EXERCISE BRIEF: Look through the data below. Pick out the lines holding the string "VÄLI".

---- DATA PROVIDED

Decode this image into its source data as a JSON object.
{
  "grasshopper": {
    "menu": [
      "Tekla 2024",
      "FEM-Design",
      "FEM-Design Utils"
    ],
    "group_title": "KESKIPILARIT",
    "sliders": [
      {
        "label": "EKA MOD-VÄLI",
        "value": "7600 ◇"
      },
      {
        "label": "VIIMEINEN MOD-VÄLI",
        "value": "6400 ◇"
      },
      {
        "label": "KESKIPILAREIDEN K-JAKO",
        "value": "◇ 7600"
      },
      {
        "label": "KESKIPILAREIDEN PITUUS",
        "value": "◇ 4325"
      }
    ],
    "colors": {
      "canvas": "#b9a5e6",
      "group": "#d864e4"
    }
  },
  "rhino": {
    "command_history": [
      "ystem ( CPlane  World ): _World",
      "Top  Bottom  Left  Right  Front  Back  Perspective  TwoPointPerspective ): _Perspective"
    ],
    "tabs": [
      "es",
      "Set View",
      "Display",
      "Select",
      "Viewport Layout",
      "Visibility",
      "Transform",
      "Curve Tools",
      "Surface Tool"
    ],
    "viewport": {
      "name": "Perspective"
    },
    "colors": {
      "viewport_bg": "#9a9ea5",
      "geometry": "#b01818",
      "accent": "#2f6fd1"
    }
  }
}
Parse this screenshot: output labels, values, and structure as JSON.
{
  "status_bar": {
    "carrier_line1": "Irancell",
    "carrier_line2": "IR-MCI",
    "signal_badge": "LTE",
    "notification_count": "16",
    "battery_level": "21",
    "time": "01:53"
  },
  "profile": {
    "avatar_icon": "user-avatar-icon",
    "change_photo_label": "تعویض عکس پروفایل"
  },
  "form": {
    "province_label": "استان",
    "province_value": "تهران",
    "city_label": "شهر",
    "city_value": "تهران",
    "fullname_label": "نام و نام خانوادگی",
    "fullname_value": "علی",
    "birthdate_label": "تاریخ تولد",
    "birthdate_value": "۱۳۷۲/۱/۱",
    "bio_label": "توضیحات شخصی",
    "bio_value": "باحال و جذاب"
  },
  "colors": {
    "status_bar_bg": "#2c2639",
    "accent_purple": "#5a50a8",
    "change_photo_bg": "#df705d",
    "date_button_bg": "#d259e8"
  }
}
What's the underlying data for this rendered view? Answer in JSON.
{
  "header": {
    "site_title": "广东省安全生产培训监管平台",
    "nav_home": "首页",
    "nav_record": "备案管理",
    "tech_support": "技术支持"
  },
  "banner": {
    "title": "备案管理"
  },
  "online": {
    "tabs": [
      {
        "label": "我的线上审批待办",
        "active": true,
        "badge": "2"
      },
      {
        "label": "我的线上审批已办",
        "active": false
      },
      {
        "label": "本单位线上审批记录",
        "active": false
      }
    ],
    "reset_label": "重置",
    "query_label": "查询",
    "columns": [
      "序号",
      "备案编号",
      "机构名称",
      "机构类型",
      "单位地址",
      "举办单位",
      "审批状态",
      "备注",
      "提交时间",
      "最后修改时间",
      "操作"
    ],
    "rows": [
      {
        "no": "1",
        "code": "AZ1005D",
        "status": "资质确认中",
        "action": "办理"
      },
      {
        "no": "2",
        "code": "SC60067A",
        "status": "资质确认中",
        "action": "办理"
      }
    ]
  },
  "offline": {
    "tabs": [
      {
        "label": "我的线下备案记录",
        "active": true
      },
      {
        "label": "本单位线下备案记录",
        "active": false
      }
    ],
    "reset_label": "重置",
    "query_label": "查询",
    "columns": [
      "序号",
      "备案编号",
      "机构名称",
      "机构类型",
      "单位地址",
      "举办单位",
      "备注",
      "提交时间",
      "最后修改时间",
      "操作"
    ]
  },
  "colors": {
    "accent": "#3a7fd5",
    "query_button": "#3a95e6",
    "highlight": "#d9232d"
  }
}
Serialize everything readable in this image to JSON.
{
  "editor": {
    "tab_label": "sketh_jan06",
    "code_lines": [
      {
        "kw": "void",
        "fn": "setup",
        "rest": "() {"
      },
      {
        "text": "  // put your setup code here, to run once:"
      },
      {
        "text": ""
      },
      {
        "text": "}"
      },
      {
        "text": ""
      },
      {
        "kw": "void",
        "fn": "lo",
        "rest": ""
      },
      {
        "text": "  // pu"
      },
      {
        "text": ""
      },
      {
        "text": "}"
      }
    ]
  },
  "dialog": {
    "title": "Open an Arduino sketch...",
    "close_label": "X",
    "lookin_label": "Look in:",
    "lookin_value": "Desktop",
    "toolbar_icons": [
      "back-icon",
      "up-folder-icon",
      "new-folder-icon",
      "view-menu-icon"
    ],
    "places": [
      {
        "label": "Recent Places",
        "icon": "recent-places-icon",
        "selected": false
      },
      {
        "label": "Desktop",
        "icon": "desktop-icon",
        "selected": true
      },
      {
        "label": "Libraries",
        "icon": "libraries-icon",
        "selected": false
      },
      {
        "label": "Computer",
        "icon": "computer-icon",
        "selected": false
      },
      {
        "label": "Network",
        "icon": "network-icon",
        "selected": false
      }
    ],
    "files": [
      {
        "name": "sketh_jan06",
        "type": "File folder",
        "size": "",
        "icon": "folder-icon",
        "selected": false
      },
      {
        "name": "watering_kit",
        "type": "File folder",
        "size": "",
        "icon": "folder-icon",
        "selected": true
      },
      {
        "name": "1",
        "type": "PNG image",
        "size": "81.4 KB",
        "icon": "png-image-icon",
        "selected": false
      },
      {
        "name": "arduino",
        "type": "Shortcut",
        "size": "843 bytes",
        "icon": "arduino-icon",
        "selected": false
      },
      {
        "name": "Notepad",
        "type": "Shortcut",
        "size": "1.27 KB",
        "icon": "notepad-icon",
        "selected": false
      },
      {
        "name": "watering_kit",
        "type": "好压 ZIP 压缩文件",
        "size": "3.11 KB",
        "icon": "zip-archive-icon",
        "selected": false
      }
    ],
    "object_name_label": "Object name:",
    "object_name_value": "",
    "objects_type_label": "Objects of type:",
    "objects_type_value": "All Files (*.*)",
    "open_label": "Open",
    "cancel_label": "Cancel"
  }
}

--------

SOLVED PROBLEM:
        "label": "EKA MOD-VÄLI",
        "label": "VIIMEINEN MOD-VÄLI",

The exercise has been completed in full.